■ **Goal of the exercise**
Extract the text of each entry below exactly, leaving every image behind.

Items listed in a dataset
□ □ □

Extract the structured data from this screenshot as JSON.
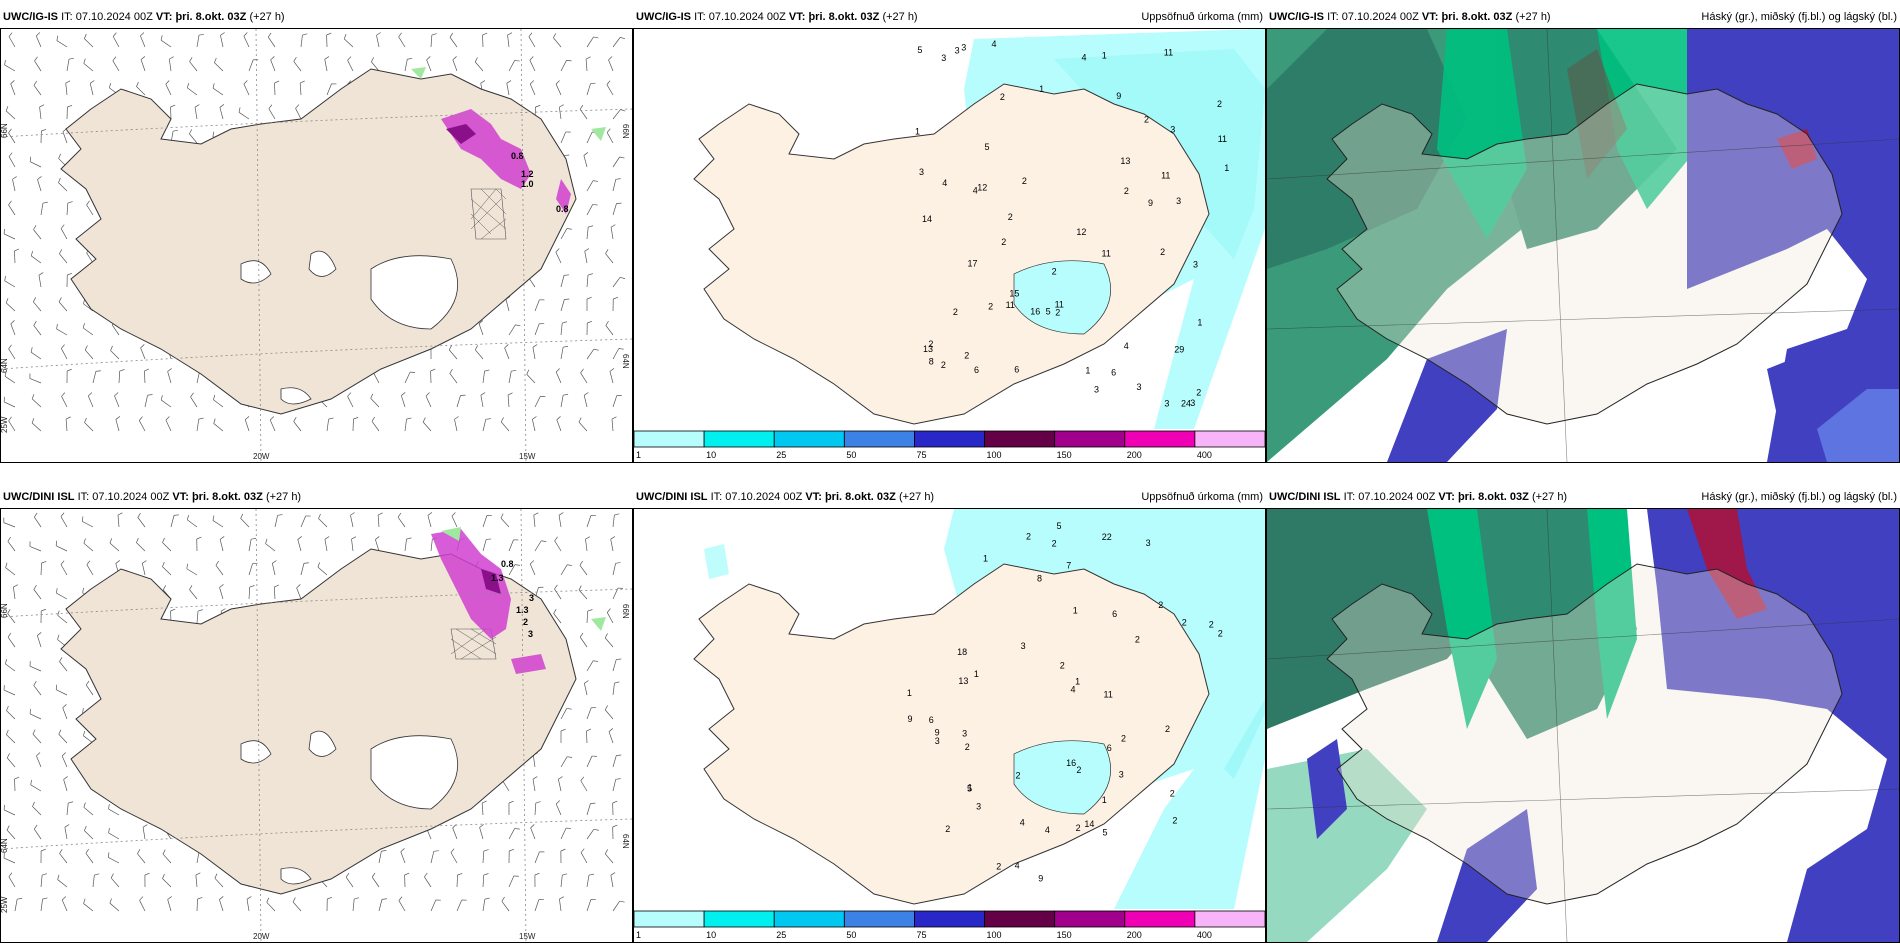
{
  "rows": [
    {
      "model": "UWC/IG-IS",
      "it_label": "IT:",
      "it_value": "07.10.2024 00Z",
      "vt_label": "VT:",
      "vt_value": "þri. 8.okt. 03Z",
      "lead": "(+27 h)",
      "wind_annotations": [
        "0.8",
        "1.2",
        "1.0",
        "0.8"
      ],
      "precip_values": [
        "2",
        "4",
        "3",
        "2",
        "3",
        "2",
        "5",
        "2",
        "11",
        "9",
        "3",
        "4",
        "5",
        "3",
        "2",
        "4",
        "12",
        "1",
        "2",
        "2",
        "24",
        "12",
        "6",
        "2",
        "29",
        "2",
        "1",
        "2",
        "3",
        "13",
        "15",
        "16",
        "2",
        "1",
        "2",
        "3",
        "4",
        "3",
        "17",
        "6",
        "14",
        "2",
        "3",
        "3",
        "2",
        "8",
        "11",
        "5",
        "4",
        "9",
        "3",
        "11",
        "11",
        "11",
        "11",
        "13",
        "6",
        "3",
        "2",
        "2",
        "1",
        "1",
        "1"
      ]
    },
    {
      "model": "UWC/DINI ISL",
      "it_label": "IT:",
      "it_value": "07.10.2024 00Z",
      "vt_label": "VT:",
      "vt_value": "þri. 8.okt. 03Z",
      "lead": "(+27 h)",
      "wind_annotations": [
        "0.8",
        "1.3",
        "3",
        "1.3",
        "2",
        "3"
      ],
      "precip_values": [
        "2",
        "3",
        "1",
        "2",
        "2",
        "1",
        "2",
        "1",
        "2",
        "2",
        "6",
        "5",
        "3",
        "4",
        "9",
        "2",
        "2",
        "1",
        "5",
        "4",
        "5",
        "2",
        "8",
        "1",
        "2",
        "4",
        "9",
        "22",
        "1",
        "2",
        "18",
        "3",
        "14",
        "16",
        "2",
        "3",
        "2",
        "11",
        "6",
        "2",
        "2",
        "7",
        "4",
        "3",
        "9",
        "13",
        "6",
        "2",
        "2",
        "1",
        "3",
        "2"
      ]
    }
  ],
  "precip_panel_title": "Uppsöfnuð úrkoma (mm)",
  "cloud_panel_title": "Háský (gr.), miðský (fj.bl.) og lágský (bl.)",
  "grid_labels": {
    "lat_66": "66N",
    "lat_64": "64N",
    "lon_25": "25W",
    "lon_20": "20W",
    "lon_15": "15W"
  },
  "colorbar": {
    "ticks": [
      "1",
      "10",
      "25",
      "50",
      "75",
      "100",
      "150",
      "200",
      "400"
    ],
    "colors": [
      "#b8fdfd",
      "#00f0f0",
      "#00c8f0",
      "#3c82e6",
      "#2828c8",
      "#640046",
      "#a0008c",
      "#f000b4",
      "#f8b4f8"
    ]
  },
  "colors": {
    "land": "#f0e4d7",
    "land_precip": "#fdf1e4",
    "precip_light": "#b8fdfd",
    "high_cloud": "#3a8a6a",
    "mid_cloud": "#00c080",
    "low_cloud": "#4040c0",
    "dense_low": "#a0184a"
  }
}
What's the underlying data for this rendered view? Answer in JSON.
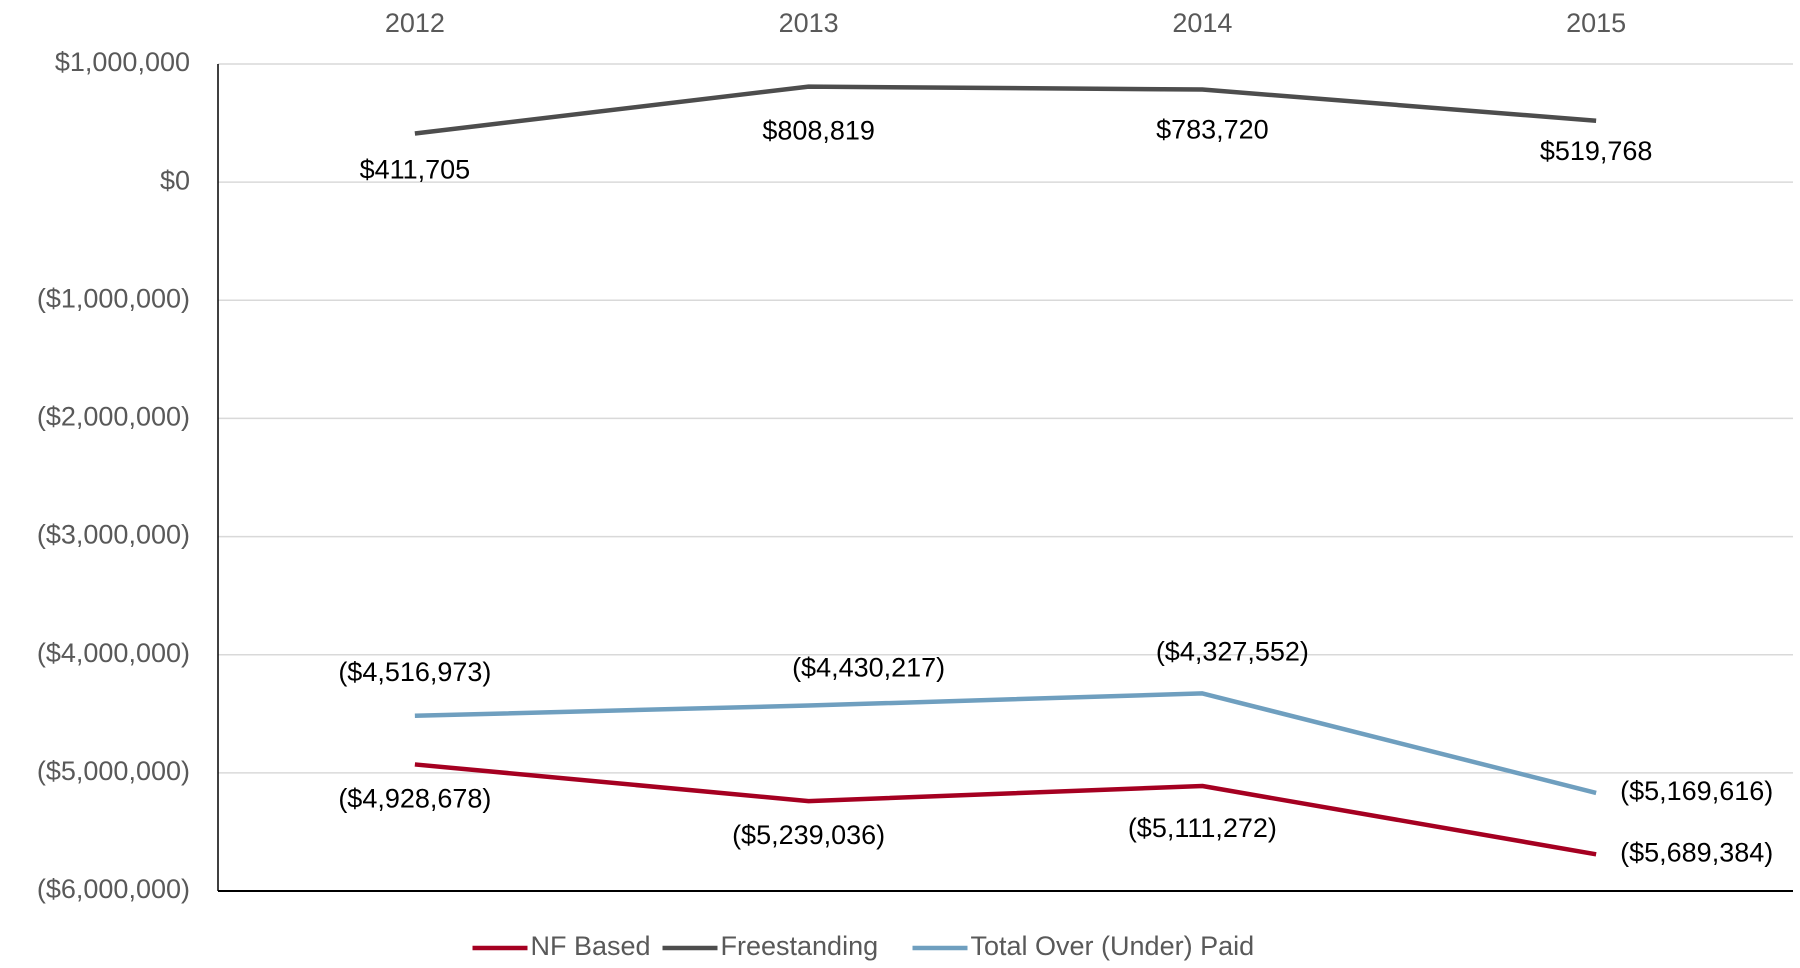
{
  "chart_data": {
    "type": "line",
    "categories": [
      "2012",
      "2013",
      "2014",
      "2015"
    ],
    "series": [
      {
        "name": "NF Based",
        "color": "#a50021",
        "values": [
          -4928678,
          -5239036,
          -5111272,
          -5689384
        ],
        "value_labels": [
          "($4,928,678)",
          "($5,239,036)",
          "($5,111,272)",
          "($5,689,384)"
        ]
      },
      {
        "name": "Freestanding",
        "color": "#4d4d4d",
        "values": [
          411705,
          808819,
          783720,
          519768
        ],
        "value_labels": [
          "$411,705",
          "$808,819",
          "$783,720",
          "$519,768"
        ]
      },
      {
        "name": "Total Over (Under) Paid",
        "color": "#6f9fbf",
        "values": [
          -4516973,
          -4430217,
          -4327552,
          -5169616
        ],
        "value_labels": [
          "($4,516,973)",
          "($4,430,217)",
          "($4,327,552)",
          "($5,169,616)"
        ]
      }
    ],
    "ylim": [
      -6000000,
      1000000
    ],
    "yticks": [
      {
        "value": -6000000,
        "label": "($6,000,000)"
      },
      {
        "value": -5000000,
        "label": "($5,000,000)"
      },
      {
        "value": -4000000,
        "label": "($4,000,000)"
      },
      {
        "value": -3000000,
        "label": "($3,000,000)"
      },
      {
        "value": -2000000,
        "label": "($2,000,000)"
      },
      {
        "value": -1000000,
        "label": "($1,000,000)"
      },
      {
        "value": 0,
        "label": "$0"
      },
      {
        "value": 1000000,
        "label": "$1,000,000"
      }
    ],
    "grid": true,
    "legend": "bottom"
  }
}
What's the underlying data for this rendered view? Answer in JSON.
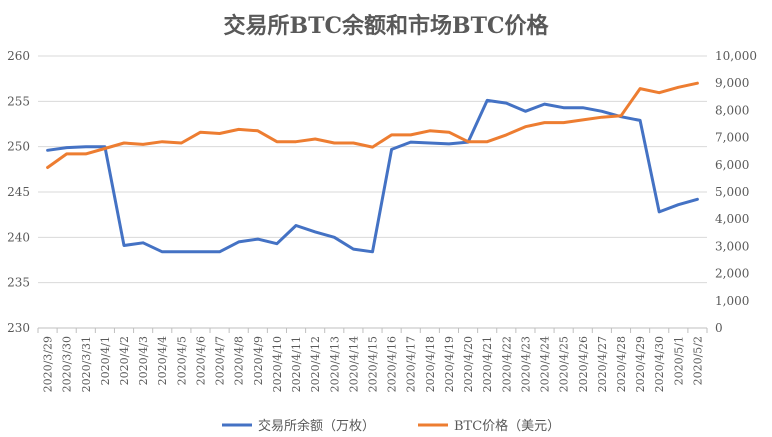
{
  "chart_data": {
    "type": "line",
    "title": "交易所BTC余额和市场BTC价格",
    "x": [
      "2020/3/29",
      "2020/3/30",
      "2020/3/31",
      "2020/4/1",
      "2020/4/2",
      "2020/4/3",
      "2020/4/4",
      "2020/4/5",
      "2020/4/6",
      "2020/4/7",
      "2020/4/8",
      "2020/4/9",
      "2020/4/10",
      "2020/4/11",
      "2020/4/12",
      "2020/4/13",
      "2020/4/14",
      "2020/4/15",
      "2020/4/16",
      "2020/4/17",
      "2020/4/18",
      "2020/4/19",
      "2020/4/20",
      "2020/4/21",
      "2020/4/22",
      "2020/4/23",
      "2020/4/24",
      "2020/4/25",
      "2020/4/26",
      "2020/4/27",
      "2020/4/28",
      "2020/4/29",
      "2020/4/30",
      "2020/5/1",
      "2020/5/2"
    ],
    "y_left": {
      "min": 230,
      "max": 260,
      "ticks": [
        "230",
        "235",
        "240",
        "245",
        "250",
        "255",
        "260"
      ]
    },
    "y_right": {
      "min": 0,
      "max": 10000,
      "ticks": [
        "0",
        "1,000",
        "2,000",
        "3,000",
        "4,000",
        "5,000",
        "6,000",
        "7,000",
        "8,000",
        "9,000",
        "10,000"
      ]
    },
    "series": [
      {
        "name": "交易所余额（万枚）",
        "axis": "left",
        "color": "#4472C4",
        "values": [
          249.6,
          249.9,
          250.0,
          250.0,
          239.1,
          239.4,
          238.4,
          238.4,
          238.4,
          238.4,
          239.5,
          239.8,
          239.3,
          241.3,
          240.6,
          240.0,
          238.7,
          238.4,
          249.7,
          250.5,
          250.4,
          250.3,
          250.5,
          255.1,
          254.8,
          253.9,
          254.7,
          254.3,
          254.3,
          253.9,
          253.3,
          252.9,
          242.8,
          243.6,
          244.2
        ]
      },
      {
        "name": "BTC价格（美元）",
        "axis": "right",
        "color": "#ED7D31",
        "values": [
          5900,
          6400,
          6400,
          6600,
          6800,
          6750,
          6850,
          6800,
          7200,
          7150,
          7300,
          7250,
          6850,
          6850,
          6950,
          6800,
          6800,
          6650,
          7100,
          7100,
          7250,
          7200,
          6850,
          6850,
          7100,
          7400,
          7550,
          7550,
          7650,
          7750,
          7800,
          8800,
          8650,
          8850,
          9000
        ]
      }
    ],
    "legend_position": "bottom"
  }
}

□ □ □

■ **Completed exercise**
Extract the structured data from this screenshot as JSON.
{
  "rows": [
    {
      "model": "UWC/IG-IS",
      "it_label": "IT:",
      "it_value": "07.10.2024 00Z",
      "vt_label": "VT:",
      "vt_value": "þri. 8.okt. 03Z",
      "lead": "(+27 h)",
      "wind_annotations": [
        "0.8",
        "1.2",
        "1.0",
        "0.8"
      ],
      "precip_values": [
        "2",
        "4",
        "3",
        "2",
        "3",
        "2",
        "5",
        "2",
        "11",
        "9",
        "3",
        "4",
        "5",
        "3",
        "2",
        "4",
        "12",
        "1",
        "2",
        "2",
        "24",
        "12",
        "6",
        "2",
        "29",
        "2",
        "1",
        "2",
        "3",
        "13",
        "15",
        "16",
        "2",
        "1",
        "2",
        "3",
        "4",
        "3",
        "17",
        "6",
        "14",
        "2",
        "3",
        "3",
        "2",
        "8",
        "11",
        "5",
        "4",
        "9",
        "3",
        "11",
        "11",
        "11",
        "11",
        "13",
        "6",
        "3",
        "2",
        "2",
        "1",
        "1",
        "1"
      ]
    },
    {
      "model": "UWC/DINI ISL",
      "it_label": "IT:",
      "it_value": "07.10.2024 00Z",
      "vt_label": "VT:",
      "vt_value": "þri. 8.okt. 03Z",
      "lead": "(+27 h)",
      "wind_annotations": [
        "0.8",
        "1.3",
        "3",
        "1.3",
        "2",
        "3"
      ],
      "precip_values": [
        "2",
        "3",
        "1",
        "2",
        "2",
        "1",
        "2",
        "1",
        "2",
        "2",
        "6",
        "5",
        "3",
        "4",
        "9",
        "2",
        "2",
        "1",
        "5",
        "4",
        "5",
        "2",
        "8",
        "1",
        "2",
        "4",
        "9",
        "22",
        "1",
        "2",
        "18",
        "3",
        "14",
        "16",
        "2",
        "3",
        "2",
        "11",
        "6",
        "2",
        "2",
        "7",
        "4",
        "3",
        "9",
        "13",
        "6",
        "2",
        "2",
        "1",
        "3",
        "2"
      ]
    }
  ],
  "precip_panel_title": "Uppsöfnuð úrkoma (mm)",
  "cloud_panel_title": "Háský (gr.), miðský (fj.bl.) og lágský (bl.)",
  "grid_labels": {
    "lat_66": "66N",
    "lat_64": "64N",
    "lon_25": "25W",
    "lon_20": "20W",
    "lon_15": "15W"
  },
  "colorbar": {
    "ticks": [
      "1",
      "10",
      "25",
      "50",
      "75",
      "100",
      "150",
      "200",
      "400"
    ],
    "colors": [
      "#b8fdfd",
      "#00f0f0",
      "#00c8f0",
      "#3c82e6",
      "#2828c8",
      "#640046",
      "#a0008c",
      "#f000b4",
      "#f8b4f8"
    ]
  },
  "colors": {
    "land": "#f0e4d7",
    "land_precip": "#fdf1e4",
    "precip_light": "#b8fdfd",
    "high_cloud": "#3a8a6a",
    "mid_cloud": "#00c080",
    "low_cloud": "#4040c0",
    "dense_low": "#a0184a"
  }
}
What's the underlying data for this rendered view? Answer in JSON.
{
  "chart_data": {
    "type": "line",
    "categories": [
      "2012",
      "2013",
      "2014",
      "2015"
    ],
    "series": [
      {
        "name": "NF Based",
        "color": "#a50021",
        "values": [
          -4928678,
          -5239036,
          -5111272,
          -5689384
        ],
        "value_labels": [
          "($4,928,678)",
          "($5,239,036)",
          "($5,111,272)",
          "($5,689,384)"
        ]
      },
      {
        "name": "Freestanding",
        "color": "#4d4d4d",
        "values": [
          411705,
          808819,
          783720,
          519768
        ],
        "value_labels": [
          "$411,705",
          "$808,819",
          "$783,720",
          "$519,768"
        ]
      },
      {
        "name": "Total Over (Under) Paid",
        "color": "#6f9fbf",
        "values": [
          -4516973,
          -4430217,
          -4327552,
          -5169616
        ],
        "value_labels": [
          "($4,516,973)",
          "($4,430,217)",
          "($4,327,552)",
          "($5,169,616)"
        ]
      }
    ],
    "ylim": [
      -6000000,
      1000000
    ],
    "yticks": [
      {
        "value": -6000000,
        "label": "($6,000,000)"
      },
      {
        "value": -5000000,
        "label": "($5,000,000)"
      },
      {
        "value": -4000000,
        "label": "($4,000,000)"
      },
      {
        "value": -3000000,
        "label": "($3,000,000)"
      },
      {
        "value": -2000000,
        "label": "($2,000,000)"
      },
      {
        "value": -1000000,
        "label": "($1,000,000)"
      },
      {
        "value": 0,
        "label": "$0"
      },
      {
        "value": 1000000,
        "label": "$1,000,000"
      }
    ],
    "grid": true,
    "legend": "bottom"
  }
}
What's the underlying data for this rendered view? Answer in JSON.
{
  "chart_data": {
    "type": "line",
    "title": "交易所BTC余额和市场BTC价格",
    "x": [
      "2020/3/29",
      "2020/3/30",
      "2020/3/31",
      "2020/4/1",
      "2020/4/2",
      "2020/4/3",
      "2020/4/4",
      "2020/4/5",
      "2020/4/6",
      "2020/4/7",
      "2020/4/8",
      "2020/4/9",
      "2020/4/10",
      "2020/4/11",
      "2020/4/12",
      "2020/4/13",
      "2020/4/14",
      "2020/4/15",
      "2020/4/16",
      "2020/4/17",
      "2020/4/18",
      "2020/4/19",
      "2020/4/20",
      "2020/4/21",
      "2020/4/22",
      "2020/4/23",
      "2020/4/24",
      "2020/4/25",
      "2020/4/26",
      "2020/4/27",
      "2020/4/28",
      "2020/4/29",
      "2020/4/30",
      "2020/5/1",
      "2020/5/2"
    ],
    "y_left": {
      "min": 230,
      "max": 260,
      "ticks": [
        "230",
        "235",
        "240",
        "245",
        "250",
        "255",
        "260"
      ]
    },
    "y_right": {
      "min": 0,
      "max": 10000,
      "ticks": [
        "0",
        "1,000",
        "2,000",
        "3,000",
        "4,000",
        "5,000",
        "6,000",
        "7,000",
        "8,000",
        "9,000",
        "10,000"
      ]
    },
    "series": [
      {
        "name": "交易所余额（万枚）",
        "axis": "left",
        "color": "#4472C4",
        "values": [
          249.6,
          249.9,
          250.0,
          250.0,
          239.1,
          239.4,
          238.4,
          238.4,
          238.4,
          238.4,
          239.5,
          239.8,
          239.3,
          241.3,
          240.6,
          240.0,
          238.7,
          238.4,
          249.7,
          250.5,
          250.4,
          250.3,
          250.5,
          255.1,
          254.8,
          253.9,
          254.7,
          254.3,
          254.3,
          253.9,
          253.3,
          252.9,
          242.8,
          243.6,
          244.2
        ]
      },
      {
        "name": "BTC价格（美元）",
        "axis": "right",
        "color": "#ED7D31",
        "values": [
          5900,
          6400,
          6400,
          6600,
          6800,
          6750,
          6850,
          6800,
          7200,
          7150,
          7300,
          7250,
          6850,
          6850,
          6950,
          6800,
          6800,
          6650,
          7100,
          7100,
          7250,
          7200,
          6850,
          6850,
          7100,
          7400,
          7550,
          7550,
          7650,
          7750,
          7800,
          8800,
          8650,
          8850,
          9000
        ]
      }
    ],
    "legend_position": "bottom"
  }
}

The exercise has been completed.